Text block:

● ● ● ● ●

Semantic Edge Detection with Diverse Deep Supervision
This work addresses semantic edge detection for applications like semantic segmentation and object recognition, representing an incremental improvement over existing methods.
The paper tackles the problem of semantic edge detection by proposing a fully convolutional neural network with diverse deep supervision to address the challenge of simultaneously locating fine edges and identifying high-level semantics, achieving improved results on SBD and Cityscapes datasets.
Semantic edge detection (SED), which aims at jointly extracting edges as well as their category information, has far-reaching applications in domains such as semantic segmentation, object proposal generation, and object recognition. SED naturally requires achieving two distinct supervision targets: locating fine detailed edges and identifying high-level semantics. Our motivation comes from the hypothesis that such distinct targets prevent state-of-the-art SED methods from effectively using deep supervision to improve results. To this end, we propose a novel fully convolutional neural network using diverse deep supervision (DDS) within a multi-task framework where bottom layers aim at generating category-agnostic edges, while top layers are responsible for the detection of category-aware semantic edges. To overcome the hypothesized supervision challenge, a novel information converter unit is introduced, whose effectiveness has been extensively evaluated on SBD and Cityscapes datasets.

● ● ● ● ●

Records supplied:
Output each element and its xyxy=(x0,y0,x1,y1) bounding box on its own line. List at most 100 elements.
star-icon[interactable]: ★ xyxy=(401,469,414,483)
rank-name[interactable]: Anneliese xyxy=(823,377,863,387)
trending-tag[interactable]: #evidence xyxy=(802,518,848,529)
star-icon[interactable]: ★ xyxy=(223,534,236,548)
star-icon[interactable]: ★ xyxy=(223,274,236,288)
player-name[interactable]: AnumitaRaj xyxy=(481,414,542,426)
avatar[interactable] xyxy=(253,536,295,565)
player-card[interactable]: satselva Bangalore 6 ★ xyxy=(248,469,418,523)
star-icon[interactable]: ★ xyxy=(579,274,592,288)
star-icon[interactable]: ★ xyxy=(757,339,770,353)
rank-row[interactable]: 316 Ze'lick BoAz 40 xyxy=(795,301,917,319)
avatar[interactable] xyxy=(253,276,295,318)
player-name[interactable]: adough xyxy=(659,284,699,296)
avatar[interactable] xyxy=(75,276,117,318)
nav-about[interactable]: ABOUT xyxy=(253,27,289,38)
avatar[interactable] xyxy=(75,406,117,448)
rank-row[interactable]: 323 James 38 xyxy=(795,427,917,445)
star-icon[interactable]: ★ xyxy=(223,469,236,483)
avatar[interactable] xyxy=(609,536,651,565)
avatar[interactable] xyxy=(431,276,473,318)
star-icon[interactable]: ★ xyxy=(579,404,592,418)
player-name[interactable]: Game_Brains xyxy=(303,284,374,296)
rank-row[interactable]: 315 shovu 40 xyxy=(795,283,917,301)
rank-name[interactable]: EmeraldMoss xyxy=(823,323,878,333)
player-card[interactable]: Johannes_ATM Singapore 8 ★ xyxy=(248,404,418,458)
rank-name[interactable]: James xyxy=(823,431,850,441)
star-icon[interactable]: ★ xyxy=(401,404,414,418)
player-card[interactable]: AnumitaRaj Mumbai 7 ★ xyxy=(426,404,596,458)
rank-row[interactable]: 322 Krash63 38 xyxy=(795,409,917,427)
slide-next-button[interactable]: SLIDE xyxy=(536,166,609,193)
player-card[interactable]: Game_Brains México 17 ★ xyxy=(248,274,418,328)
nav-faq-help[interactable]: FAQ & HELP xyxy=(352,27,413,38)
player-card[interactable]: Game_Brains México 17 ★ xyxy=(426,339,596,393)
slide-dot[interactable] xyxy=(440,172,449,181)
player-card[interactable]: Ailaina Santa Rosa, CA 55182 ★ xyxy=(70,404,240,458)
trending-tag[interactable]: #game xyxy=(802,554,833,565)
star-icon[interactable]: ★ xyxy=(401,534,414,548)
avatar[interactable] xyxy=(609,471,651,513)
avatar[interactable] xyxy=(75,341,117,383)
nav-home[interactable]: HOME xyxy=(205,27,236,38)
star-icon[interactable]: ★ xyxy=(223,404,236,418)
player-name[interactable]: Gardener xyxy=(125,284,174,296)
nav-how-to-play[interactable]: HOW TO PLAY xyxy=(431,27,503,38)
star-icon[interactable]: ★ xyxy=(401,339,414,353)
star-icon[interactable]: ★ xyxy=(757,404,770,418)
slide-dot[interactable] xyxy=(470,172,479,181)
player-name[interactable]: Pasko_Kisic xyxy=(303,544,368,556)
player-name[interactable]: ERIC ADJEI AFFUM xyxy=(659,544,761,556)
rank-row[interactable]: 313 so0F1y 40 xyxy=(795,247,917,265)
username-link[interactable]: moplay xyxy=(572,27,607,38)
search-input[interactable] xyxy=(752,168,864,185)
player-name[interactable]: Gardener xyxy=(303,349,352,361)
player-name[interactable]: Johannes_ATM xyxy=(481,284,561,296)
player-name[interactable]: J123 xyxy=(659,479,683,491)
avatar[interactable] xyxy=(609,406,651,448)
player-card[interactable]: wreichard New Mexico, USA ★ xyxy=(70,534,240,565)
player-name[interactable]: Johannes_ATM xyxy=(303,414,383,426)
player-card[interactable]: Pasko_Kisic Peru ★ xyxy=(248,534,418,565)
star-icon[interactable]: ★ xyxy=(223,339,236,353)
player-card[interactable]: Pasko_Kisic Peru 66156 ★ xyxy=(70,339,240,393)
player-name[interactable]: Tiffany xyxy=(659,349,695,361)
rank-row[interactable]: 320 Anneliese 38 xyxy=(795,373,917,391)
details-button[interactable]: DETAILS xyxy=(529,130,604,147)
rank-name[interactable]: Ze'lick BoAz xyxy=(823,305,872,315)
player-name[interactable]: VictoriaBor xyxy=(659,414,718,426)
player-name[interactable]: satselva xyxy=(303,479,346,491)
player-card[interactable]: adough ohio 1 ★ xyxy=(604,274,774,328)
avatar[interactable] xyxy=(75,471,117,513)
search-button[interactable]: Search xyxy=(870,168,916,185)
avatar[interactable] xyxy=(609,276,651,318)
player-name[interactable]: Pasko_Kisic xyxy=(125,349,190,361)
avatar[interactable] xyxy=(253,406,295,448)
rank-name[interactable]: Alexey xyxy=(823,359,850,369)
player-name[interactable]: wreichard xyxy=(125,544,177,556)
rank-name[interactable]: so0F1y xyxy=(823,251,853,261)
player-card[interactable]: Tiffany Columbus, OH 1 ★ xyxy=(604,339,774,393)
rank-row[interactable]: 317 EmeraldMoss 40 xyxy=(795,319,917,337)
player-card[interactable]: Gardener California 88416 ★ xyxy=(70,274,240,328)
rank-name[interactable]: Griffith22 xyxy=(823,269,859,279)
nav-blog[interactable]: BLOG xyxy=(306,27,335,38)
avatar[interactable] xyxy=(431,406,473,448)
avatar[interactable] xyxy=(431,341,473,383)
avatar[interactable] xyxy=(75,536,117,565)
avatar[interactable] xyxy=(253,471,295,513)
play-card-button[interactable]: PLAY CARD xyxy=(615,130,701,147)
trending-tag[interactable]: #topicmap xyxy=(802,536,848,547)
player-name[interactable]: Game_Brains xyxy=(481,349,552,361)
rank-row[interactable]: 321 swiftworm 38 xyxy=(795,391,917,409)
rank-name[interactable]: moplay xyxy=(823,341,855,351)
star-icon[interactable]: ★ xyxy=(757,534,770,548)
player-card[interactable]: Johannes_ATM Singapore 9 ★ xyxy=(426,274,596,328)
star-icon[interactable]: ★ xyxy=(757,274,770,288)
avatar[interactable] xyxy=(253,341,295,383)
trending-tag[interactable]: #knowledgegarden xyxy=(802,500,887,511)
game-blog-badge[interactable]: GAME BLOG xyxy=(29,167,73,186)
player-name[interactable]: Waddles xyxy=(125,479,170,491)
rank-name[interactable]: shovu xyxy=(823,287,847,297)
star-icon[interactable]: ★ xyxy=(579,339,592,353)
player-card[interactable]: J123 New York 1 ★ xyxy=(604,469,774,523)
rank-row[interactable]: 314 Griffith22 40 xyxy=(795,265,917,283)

● ● ● ● ●

List of tasks:
- 1) List every application domain that the text on semantic edge detection names for SED in the sentence beginning "Semantic edge detection (SED)".
- 2) Repeat the text on semantic edge detection word for word from "Semantic Edge Detection with" to "results on SBD and Cityscapes datasets.".
The records have no connection to the text on semantic edge detection.

Completed exercise:
- 1)
- Semantic segmentation
- Object proposal generation
- Object recognition

- 2)
Semantic Edge Detection with Diverse Deep Supervision
This work addresses semantic edge detection for applications like semantic segmentation and object recognition, representing an incremental improvement over existing methods.
The paper tackles the problem of semantic edge detection by proposing a fully convolutional neural network with diverse deep supervision to address the challenge of simultaneously locating fine edges and identifying high-level semantics, achieving improved results on SBD and Cityscapes datasets.